Rows from a dataset:
---+---

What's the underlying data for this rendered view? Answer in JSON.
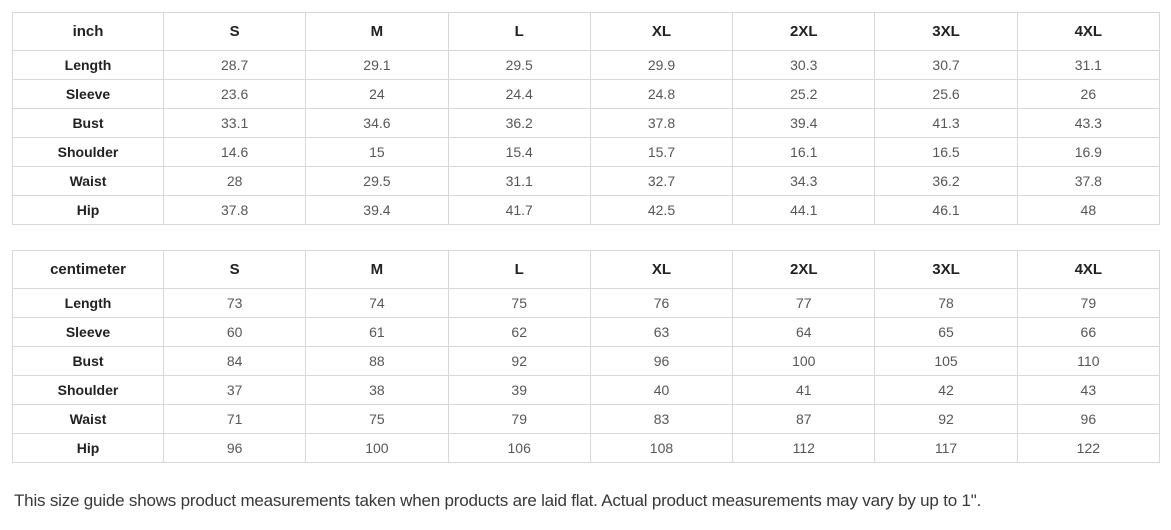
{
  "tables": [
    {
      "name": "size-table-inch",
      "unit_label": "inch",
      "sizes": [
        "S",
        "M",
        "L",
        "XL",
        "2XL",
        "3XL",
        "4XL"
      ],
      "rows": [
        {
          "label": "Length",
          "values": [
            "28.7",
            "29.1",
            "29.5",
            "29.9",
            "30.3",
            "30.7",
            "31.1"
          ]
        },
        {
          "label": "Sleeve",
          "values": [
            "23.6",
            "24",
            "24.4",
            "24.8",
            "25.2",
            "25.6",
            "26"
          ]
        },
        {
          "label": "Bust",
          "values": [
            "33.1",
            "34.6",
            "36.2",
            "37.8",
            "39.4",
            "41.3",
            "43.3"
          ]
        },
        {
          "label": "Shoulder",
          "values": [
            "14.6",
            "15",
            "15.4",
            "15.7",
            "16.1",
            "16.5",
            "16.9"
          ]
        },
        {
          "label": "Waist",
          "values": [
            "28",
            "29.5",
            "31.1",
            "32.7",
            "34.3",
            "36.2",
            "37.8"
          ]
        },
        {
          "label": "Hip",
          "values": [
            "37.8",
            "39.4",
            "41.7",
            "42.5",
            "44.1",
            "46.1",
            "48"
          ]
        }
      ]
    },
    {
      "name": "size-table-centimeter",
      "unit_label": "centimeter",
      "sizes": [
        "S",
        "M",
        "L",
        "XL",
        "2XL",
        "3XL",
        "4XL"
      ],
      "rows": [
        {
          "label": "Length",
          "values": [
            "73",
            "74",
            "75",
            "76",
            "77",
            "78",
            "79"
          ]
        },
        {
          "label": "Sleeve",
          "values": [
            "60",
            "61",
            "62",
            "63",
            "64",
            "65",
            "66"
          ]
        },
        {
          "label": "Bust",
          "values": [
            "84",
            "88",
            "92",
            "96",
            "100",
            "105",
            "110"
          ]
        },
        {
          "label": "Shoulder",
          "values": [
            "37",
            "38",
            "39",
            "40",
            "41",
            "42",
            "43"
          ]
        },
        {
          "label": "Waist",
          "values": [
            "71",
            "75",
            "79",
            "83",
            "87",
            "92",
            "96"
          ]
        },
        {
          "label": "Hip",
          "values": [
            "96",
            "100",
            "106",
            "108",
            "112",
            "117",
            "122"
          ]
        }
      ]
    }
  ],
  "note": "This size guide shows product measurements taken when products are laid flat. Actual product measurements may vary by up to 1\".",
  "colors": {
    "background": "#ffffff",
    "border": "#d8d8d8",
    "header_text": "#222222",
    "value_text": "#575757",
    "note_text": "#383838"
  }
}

---+---

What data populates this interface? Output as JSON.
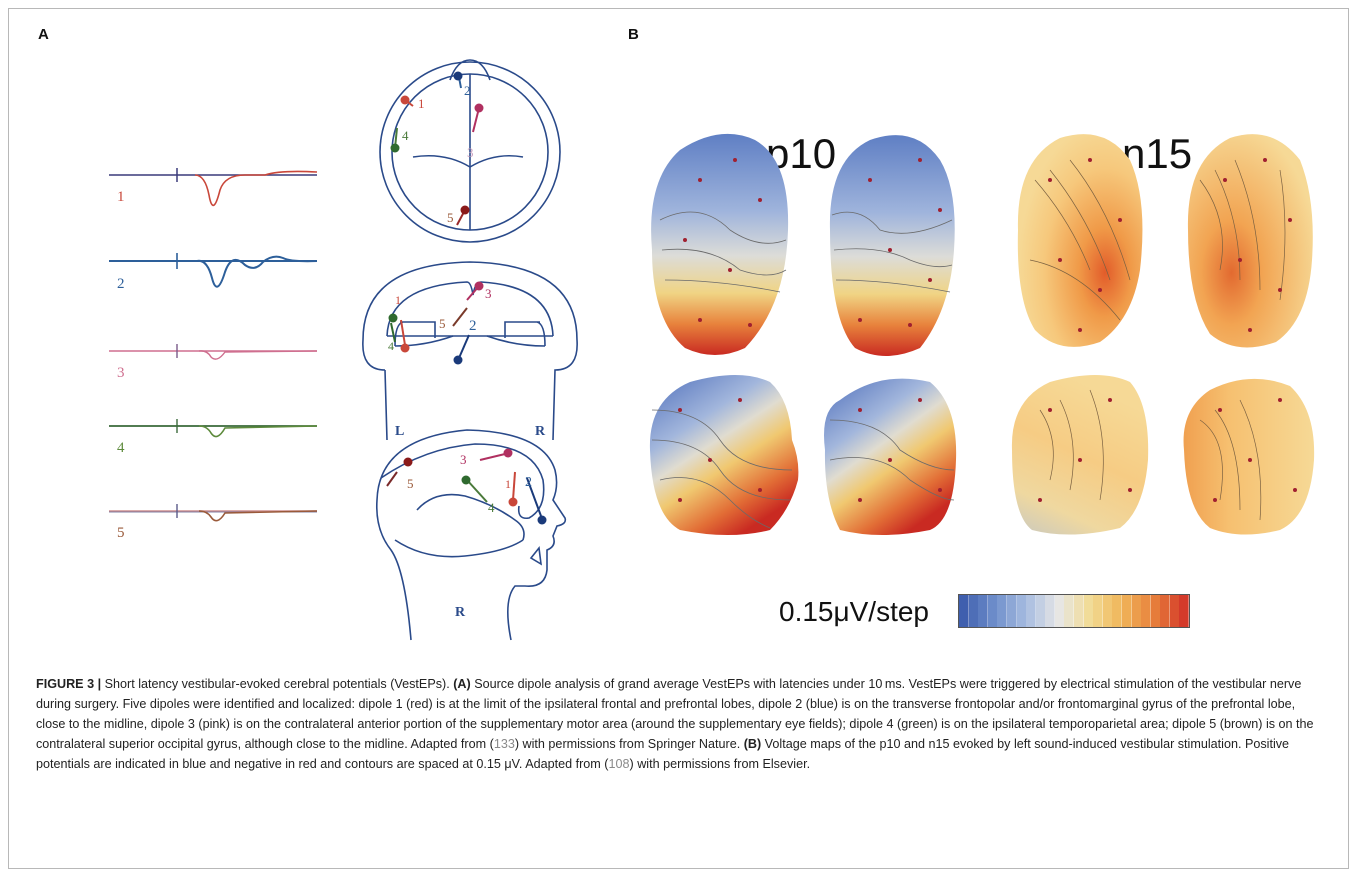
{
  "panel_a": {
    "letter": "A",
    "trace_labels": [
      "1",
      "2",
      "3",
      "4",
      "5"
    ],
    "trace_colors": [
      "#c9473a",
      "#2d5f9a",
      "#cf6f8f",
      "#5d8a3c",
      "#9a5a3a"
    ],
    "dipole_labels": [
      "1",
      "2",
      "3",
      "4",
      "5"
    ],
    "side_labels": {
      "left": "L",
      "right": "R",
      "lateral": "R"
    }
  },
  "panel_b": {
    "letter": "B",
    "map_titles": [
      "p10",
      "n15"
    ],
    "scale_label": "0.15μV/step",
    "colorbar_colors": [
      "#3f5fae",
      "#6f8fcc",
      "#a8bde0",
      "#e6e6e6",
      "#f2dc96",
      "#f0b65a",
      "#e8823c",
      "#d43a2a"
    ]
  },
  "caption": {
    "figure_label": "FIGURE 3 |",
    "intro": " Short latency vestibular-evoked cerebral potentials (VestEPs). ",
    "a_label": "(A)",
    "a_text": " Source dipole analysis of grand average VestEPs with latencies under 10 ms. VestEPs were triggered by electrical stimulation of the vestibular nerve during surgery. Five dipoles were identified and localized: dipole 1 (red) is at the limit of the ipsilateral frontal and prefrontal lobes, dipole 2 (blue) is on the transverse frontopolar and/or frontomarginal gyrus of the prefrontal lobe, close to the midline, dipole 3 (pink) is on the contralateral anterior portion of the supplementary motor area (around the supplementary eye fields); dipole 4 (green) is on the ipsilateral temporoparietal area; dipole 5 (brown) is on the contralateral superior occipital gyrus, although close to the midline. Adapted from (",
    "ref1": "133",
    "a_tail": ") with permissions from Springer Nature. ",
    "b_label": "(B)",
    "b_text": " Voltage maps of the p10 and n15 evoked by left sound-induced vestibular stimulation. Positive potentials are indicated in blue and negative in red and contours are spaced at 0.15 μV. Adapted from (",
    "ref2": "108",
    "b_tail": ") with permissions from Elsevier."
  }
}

---+---

TASK DIRECTIONS: Return every line in the listing that contains the word "What".

CORRECT ANSWER:
What's the underlying data for this rendered view? Answer in JSON.
What data populates this interface? Output as JSON.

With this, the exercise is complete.